Records:

####################

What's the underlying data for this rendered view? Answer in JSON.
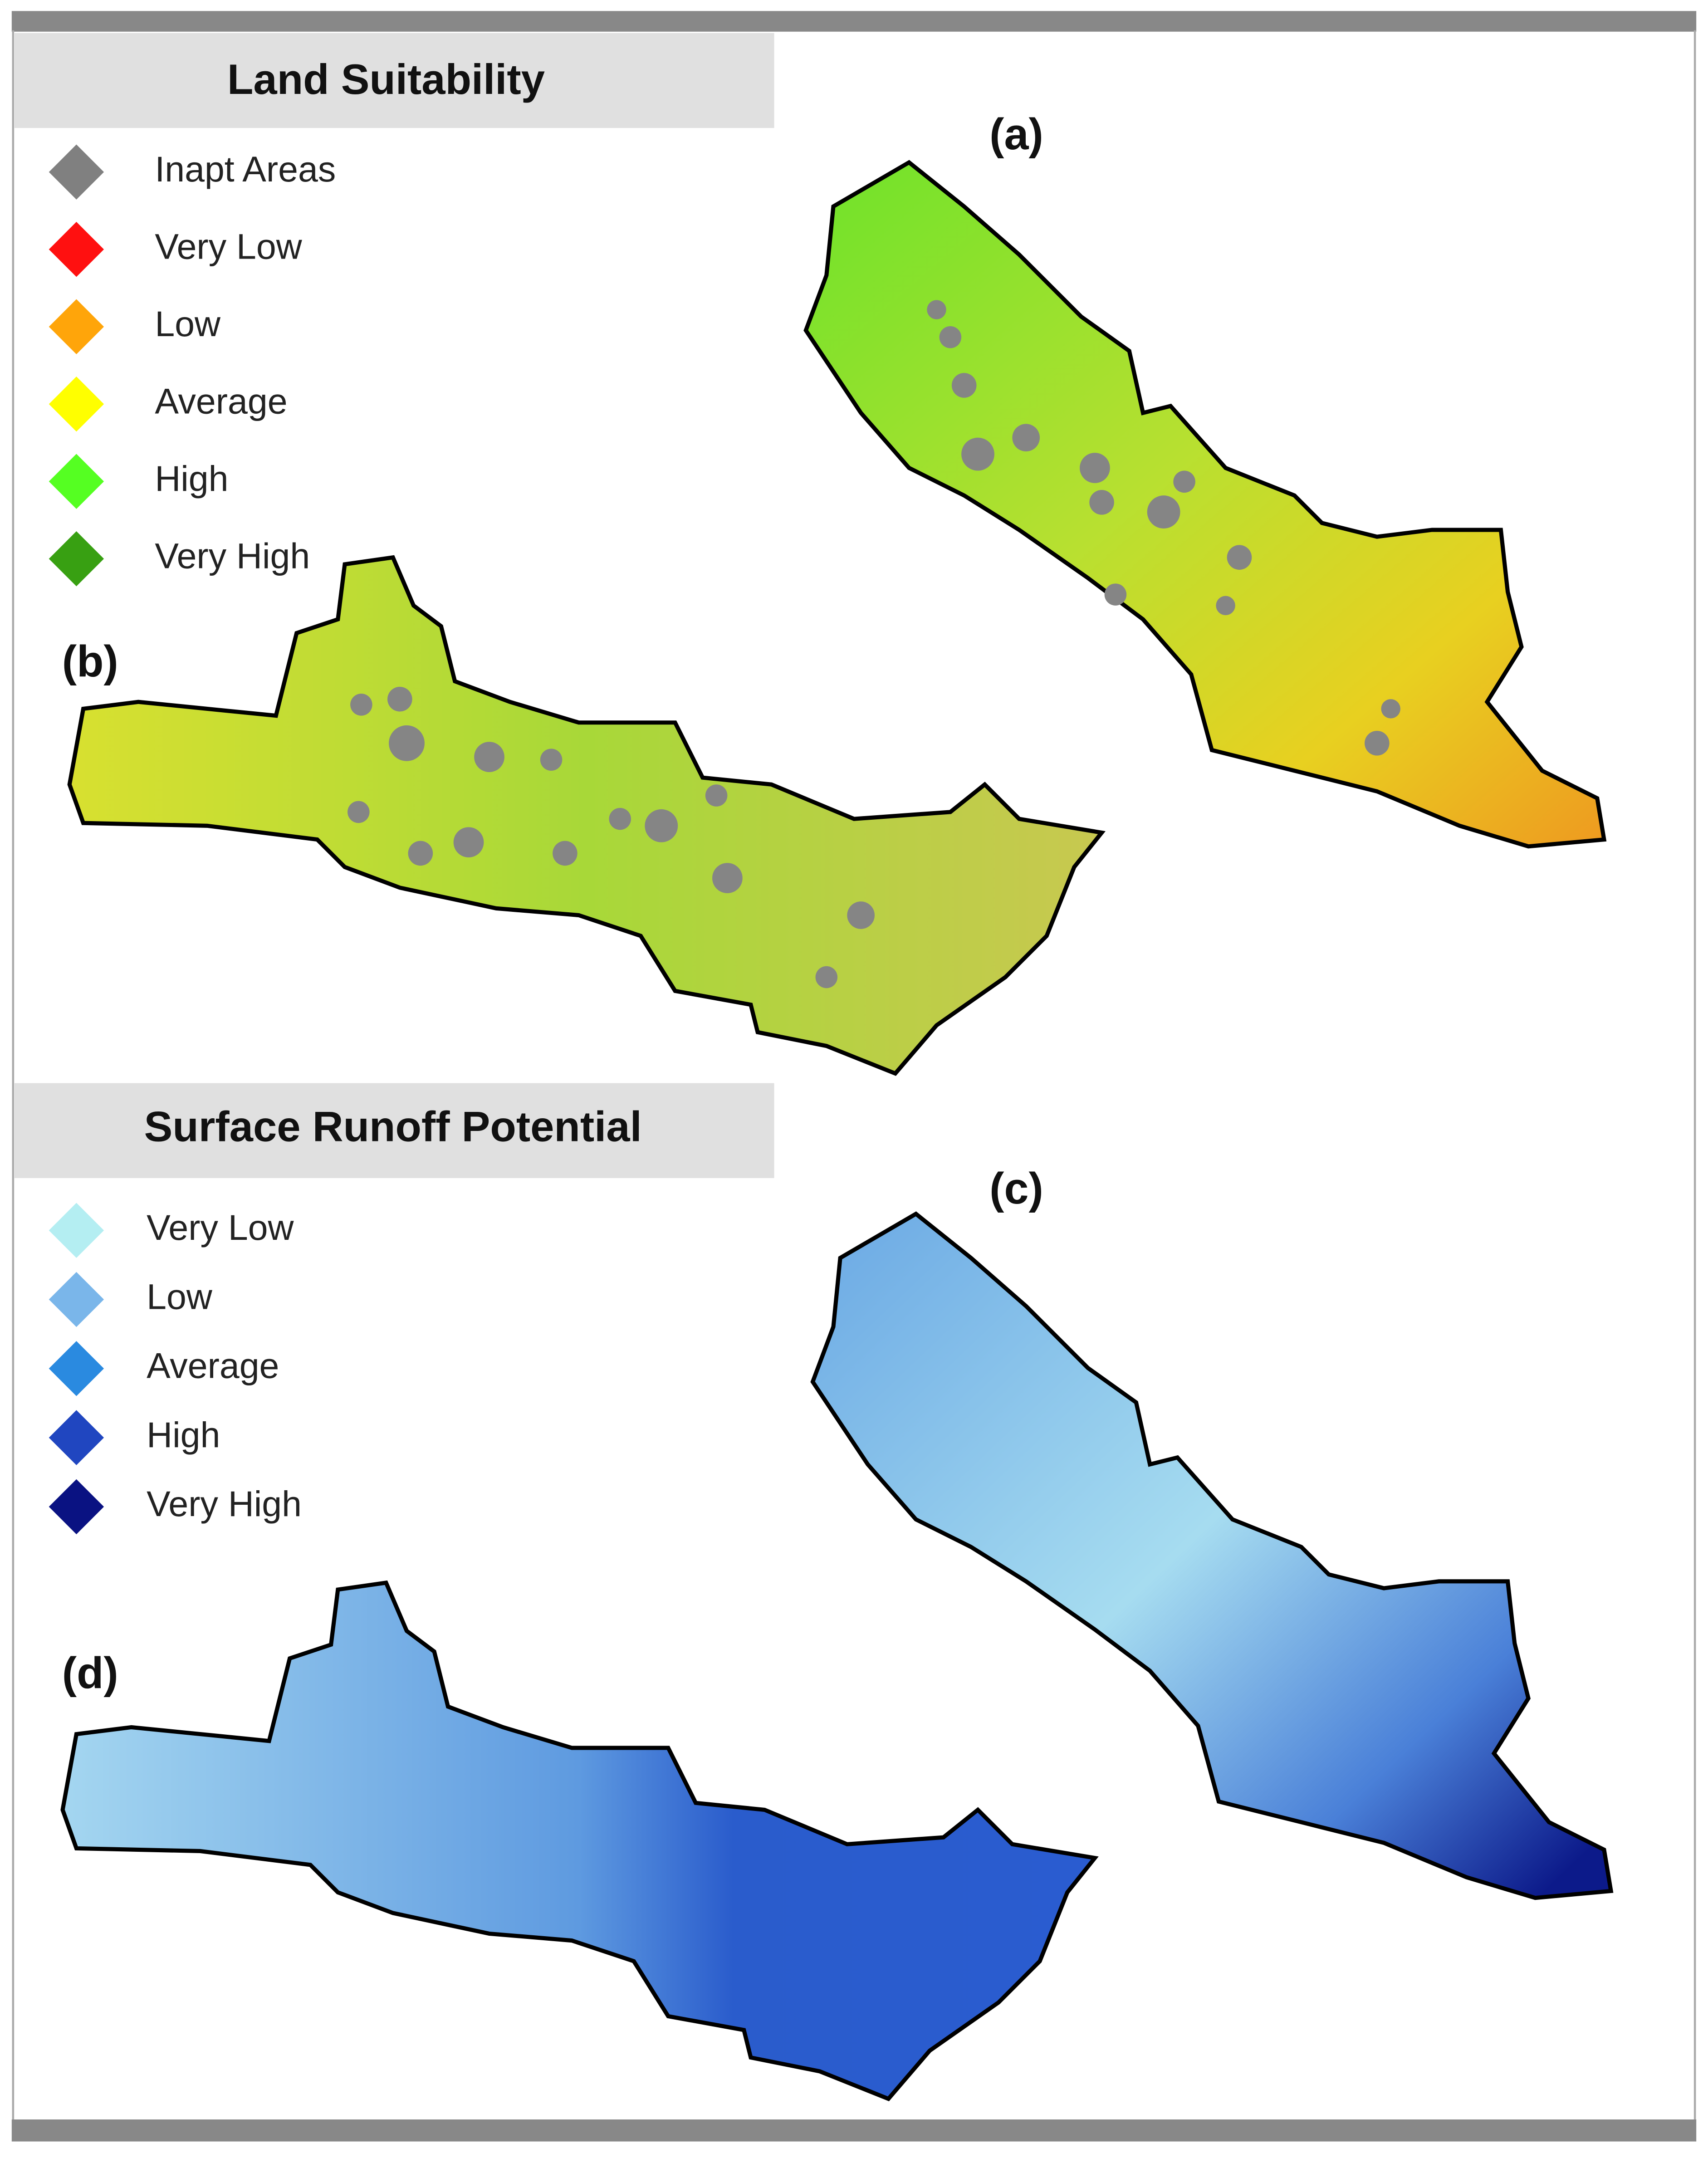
{
  "legends": [
    {
      "title": "Land Suitability",
      "items": [
        {
          "label": "Inapt Areas",
          "color": "#808080"
        },
        {
          "label": "Very Low",
          "color": "#ff1010"
        },
        {
          "label": "Low",
          "color": "#ffa50a"
        },
        {
          "label": "Average",
          "color": "#ffff00"
        },
        {
          "label": "High",
          "color": "#55ff22"
        },
        {
          "label": "Very High",
          "color": "#38a012"
        }
      ]
    },
    {
      "title": "Surface Runoff Potential",
      "items": [
        {
          "label": "Very Low",
          "color": "#b4eef2"
        },
        {
          "label": "Low",
          "color": "#7ab6ea"
        },
        {
          "label": "Average",
          "color": "#2a8ae0"
        },
        {
          "label": "High",
          "color": "#2046c0"
        },
        {
          "label": "Very High",
          "color": "#0a1282"
        }
      ]
    }
  ],
  "panels": [
    "(a)",
    "(b)",
    "(c)",
    "(d)"
  ]
}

####################

EXERCISE TASK: Of all the lines in the listing above, how many include "title"? Write only the number.

FULL RESPONSE: 2